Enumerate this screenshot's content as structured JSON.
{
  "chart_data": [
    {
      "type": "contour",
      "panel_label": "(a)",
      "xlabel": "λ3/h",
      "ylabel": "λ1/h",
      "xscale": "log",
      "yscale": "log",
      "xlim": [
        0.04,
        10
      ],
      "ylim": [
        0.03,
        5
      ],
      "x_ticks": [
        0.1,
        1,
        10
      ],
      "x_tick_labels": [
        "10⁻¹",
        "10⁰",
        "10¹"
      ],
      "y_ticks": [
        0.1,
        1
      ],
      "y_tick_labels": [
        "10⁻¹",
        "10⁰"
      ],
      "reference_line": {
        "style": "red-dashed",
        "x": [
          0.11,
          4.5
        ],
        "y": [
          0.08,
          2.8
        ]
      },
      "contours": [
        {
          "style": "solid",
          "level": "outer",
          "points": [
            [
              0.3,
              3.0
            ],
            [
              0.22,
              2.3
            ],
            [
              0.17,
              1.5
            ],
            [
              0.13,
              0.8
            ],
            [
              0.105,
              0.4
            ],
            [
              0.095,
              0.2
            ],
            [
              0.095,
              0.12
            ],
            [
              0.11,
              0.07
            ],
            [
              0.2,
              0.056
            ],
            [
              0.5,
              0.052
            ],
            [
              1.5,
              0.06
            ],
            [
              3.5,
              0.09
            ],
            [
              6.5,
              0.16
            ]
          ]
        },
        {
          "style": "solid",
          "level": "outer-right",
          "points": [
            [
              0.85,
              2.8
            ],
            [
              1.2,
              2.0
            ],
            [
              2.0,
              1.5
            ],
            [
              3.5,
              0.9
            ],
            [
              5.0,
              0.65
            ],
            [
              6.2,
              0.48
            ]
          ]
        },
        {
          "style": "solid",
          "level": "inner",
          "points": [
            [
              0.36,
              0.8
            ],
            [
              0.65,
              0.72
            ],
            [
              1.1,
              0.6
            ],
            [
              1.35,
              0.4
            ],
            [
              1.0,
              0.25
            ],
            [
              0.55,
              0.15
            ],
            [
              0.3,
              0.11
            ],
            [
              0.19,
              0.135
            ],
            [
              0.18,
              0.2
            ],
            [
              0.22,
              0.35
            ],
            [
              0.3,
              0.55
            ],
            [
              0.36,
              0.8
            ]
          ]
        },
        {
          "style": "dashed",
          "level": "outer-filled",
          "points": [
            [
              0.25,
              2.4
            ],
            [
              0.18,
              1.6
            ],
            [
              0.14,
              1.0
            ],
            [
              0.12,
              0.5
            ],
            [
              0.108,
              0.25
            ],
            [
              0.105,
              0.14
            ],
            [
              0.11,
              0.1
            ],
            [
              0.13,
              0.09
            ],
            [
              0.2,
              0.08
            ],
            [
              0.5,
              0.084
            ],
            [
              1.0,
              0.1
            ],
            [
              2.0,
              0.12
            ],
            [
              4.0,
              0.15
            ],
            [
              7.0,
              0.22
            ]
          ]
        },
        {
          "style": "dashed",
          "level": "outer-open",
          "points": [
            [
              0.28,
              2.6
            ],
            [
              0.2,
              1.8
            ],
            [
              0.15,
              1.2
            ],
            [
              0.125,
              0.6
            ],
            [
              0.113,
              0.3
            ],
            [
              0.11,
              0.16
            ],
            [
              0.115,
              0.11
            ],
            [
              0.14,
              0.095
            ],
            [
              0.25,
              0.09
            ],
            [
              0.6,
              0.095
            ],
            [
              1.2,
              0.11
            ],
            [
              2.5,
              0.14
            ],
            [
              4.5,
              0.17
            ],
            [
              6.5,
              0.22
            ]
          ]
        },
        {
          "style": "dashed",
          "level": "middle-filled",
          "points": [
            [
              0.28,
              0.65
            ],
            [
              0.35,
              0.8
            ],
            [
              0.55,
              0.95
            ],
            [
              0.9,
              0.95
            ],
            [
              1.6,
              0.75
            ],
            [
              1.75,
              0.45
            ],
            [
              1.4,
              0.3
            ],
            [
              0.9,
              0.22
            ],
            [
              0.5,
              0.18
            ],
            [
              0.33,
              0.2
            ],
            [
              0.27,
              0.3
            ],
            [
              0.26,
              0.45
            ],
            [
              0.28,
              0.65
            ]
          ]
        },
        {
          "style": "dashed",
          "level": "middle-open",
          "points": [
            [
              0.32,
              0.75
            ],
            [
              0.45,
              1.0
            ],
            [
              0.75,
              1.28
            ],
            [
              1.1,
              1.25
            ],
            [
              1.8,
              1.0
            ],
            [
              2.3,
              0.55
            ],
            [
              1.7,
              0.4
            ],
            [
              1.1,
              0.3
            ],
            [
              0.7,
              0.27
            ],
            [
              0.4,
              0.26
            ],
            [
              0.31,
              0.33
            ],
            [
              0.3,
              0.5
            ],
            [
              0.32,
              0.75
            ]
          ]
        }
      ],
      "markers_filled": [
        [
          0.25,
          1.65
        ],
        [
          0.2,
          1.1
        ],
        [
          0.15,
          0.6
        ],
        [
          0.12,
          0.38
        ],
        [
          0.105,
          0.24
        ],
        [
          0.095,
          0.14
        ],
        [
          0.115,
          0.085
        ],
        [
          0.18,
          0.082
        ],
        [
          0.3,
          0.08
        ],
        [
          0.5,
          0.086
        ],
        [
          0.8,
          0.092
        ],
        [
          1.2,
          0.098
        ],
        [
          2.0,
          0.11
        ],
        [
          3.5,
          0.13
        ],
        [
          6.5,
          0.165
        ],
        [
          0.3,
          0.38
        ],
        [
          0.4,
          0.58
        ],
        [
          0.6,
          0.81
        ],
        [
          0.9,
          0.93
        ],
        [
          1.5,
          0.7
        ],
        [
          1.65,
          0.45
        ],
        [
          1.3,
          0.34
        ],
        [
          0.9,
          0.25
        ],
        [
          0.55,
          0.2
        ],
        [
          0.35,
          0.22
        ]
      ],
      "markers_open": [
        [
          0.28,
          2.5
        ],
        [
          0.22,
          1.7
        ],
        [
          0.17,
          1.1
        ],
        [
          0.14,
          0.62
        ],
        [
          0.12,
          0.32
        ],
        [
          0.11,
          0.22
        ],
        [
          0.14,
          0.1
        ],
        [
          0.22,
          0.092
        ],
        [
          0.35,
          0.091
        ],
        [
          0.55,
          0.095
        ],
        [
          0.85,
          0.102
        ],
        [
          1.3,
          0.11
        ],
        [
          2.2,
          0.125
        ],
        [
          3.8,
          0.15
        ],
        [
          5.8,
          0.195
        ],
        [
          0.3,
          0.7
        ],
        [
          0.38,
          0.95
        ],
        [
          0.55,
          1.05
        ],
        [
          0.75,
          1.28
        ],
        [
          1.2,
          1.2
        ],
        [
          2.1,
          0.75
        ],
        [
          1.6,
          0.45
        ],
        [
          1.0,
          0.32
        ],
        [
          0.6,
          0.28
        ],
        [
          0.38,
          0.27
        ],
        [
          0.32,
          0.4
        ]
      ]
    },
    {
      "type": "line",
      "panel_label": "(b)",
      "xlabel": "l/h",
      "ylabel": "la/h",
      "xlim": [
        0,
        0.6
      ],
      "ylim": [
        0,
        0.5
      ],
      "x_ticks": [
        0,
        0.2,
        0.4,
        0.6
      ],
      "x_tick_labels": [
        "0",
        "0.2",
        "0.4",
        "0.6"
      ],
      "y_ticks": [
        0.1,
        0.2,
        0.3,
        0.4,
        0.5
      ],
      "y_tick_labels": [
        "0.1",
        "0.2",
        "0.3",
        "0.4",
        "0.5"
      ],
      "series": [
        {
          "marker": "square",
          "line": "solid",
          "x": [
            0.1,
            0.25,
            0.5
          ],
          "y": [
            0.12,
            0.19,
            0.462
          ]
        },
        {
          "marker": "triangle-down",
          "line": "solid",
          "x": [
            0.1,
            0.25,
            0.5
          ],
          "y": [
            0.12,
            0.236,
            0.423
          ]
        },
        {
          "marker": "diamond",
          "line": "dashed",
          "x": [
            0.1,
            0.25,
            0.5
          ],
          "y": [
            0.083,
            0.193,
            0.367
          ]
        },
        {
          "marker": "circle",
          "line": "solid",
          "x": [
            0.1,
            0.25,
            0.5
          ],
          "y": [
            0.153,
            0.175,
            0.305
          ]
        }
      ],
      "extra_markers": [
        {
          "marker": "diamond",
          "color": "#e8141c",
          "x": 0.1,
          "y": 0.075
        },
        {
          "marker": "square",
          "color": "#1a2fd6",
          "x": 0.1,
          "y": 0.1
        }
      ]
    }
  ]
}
* * * * * * *
Filter out all lines lacking the word "outer" and copy the rest.

# IN RESPONSE
          "level": "outer",
          "level": "outer-right",
          "level": "outer-filled",
          "level": "outer-open",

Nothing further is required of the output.